---------- Data for this exercise ----------

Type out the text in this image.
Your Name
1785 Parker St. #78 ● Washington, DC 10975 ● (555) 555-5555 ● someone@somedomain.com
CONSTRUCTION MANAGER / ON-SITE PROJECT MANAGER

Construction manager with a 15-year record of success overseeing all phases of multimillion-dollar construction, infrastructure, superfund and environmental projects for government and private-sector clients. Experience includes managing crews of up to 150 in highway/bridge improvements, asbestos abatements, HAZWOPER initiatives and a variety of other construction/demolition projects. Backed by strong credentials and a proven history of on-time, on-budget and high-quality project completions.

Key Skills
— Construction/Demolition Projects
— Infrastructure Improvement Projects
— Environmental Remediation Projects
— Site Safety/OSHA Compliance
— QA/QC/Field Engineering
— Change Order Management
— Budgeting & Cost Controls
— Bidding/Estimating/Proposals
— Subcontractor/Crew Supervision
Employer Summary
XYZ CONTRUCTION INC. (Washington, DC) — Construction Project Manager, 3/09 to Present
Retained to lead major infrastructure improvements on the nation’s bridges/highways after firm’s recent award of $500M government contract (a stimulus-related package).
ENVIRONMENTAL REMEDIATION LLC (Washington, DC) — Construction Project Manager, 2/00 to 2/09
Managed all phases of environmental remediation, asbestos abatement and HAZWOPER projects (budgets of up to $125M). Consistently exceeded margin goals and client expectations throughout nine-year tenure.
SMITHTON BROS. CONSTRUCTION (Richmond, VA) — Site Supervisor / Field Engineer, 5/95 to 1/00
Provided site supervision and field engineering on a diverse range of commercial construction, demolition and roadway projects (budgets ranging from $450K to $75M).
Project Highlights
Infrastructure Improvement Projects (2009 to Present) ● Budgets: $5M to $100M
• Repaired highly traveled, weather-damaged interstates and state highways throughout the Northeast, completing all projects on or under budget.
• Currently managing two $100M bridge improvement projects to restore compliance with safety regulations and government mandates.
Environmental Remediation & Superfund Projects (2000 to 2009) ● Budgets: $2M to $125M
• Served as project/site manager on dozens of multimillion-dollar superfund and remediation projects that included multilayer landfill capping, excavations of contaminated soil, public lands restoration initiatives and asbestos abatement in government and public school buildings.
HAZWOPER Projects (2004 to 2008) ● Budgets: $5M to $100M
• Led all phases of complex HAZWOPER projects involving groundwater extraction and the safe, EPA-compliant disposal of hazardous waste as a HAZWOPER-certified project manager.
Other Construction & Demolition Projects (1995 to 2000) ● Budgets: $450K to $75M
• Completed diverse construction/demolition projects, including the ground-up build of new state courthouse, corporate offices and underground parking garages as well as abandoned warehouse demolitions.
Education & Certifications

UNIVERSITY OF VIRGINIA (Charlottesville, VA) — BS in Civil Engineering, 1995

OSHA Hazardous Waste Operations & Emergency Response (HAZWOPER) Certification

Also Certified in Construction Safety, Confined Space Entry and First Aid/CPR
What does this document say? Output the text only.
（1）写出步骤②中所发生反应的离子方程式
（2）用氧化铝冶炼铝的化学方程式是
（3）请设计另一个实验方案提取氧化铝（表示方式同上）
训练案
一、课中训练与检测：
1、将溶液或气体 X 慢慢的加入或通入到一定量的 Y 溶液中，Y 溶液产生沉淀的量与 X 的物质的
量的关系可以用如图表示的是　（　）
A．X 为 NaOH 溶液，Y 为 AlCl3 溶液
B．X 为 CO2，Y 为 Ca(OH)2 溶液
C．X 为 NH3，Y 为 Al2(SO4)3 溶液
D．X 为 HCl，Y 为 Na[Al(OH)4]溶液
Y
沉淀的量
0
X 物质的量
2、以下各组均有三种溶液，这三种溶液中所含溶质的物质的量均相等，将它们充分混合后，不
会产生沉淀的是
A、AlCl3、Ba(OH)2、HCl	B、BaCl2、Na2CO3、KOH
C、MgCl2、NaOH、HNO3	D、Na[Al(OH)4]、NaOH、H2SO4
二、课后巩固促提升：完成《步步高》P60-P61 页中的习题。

----------

* Problem details
Find each line in the records holding the string "NaOH" and show it.

* Written solution
A．X 为 NaOH 溶液，Y 为 AlCl3 溶液
C、MgCl2、NaOH、HNO3	D、Na[Al(OH)4]、NaOH、H2SO4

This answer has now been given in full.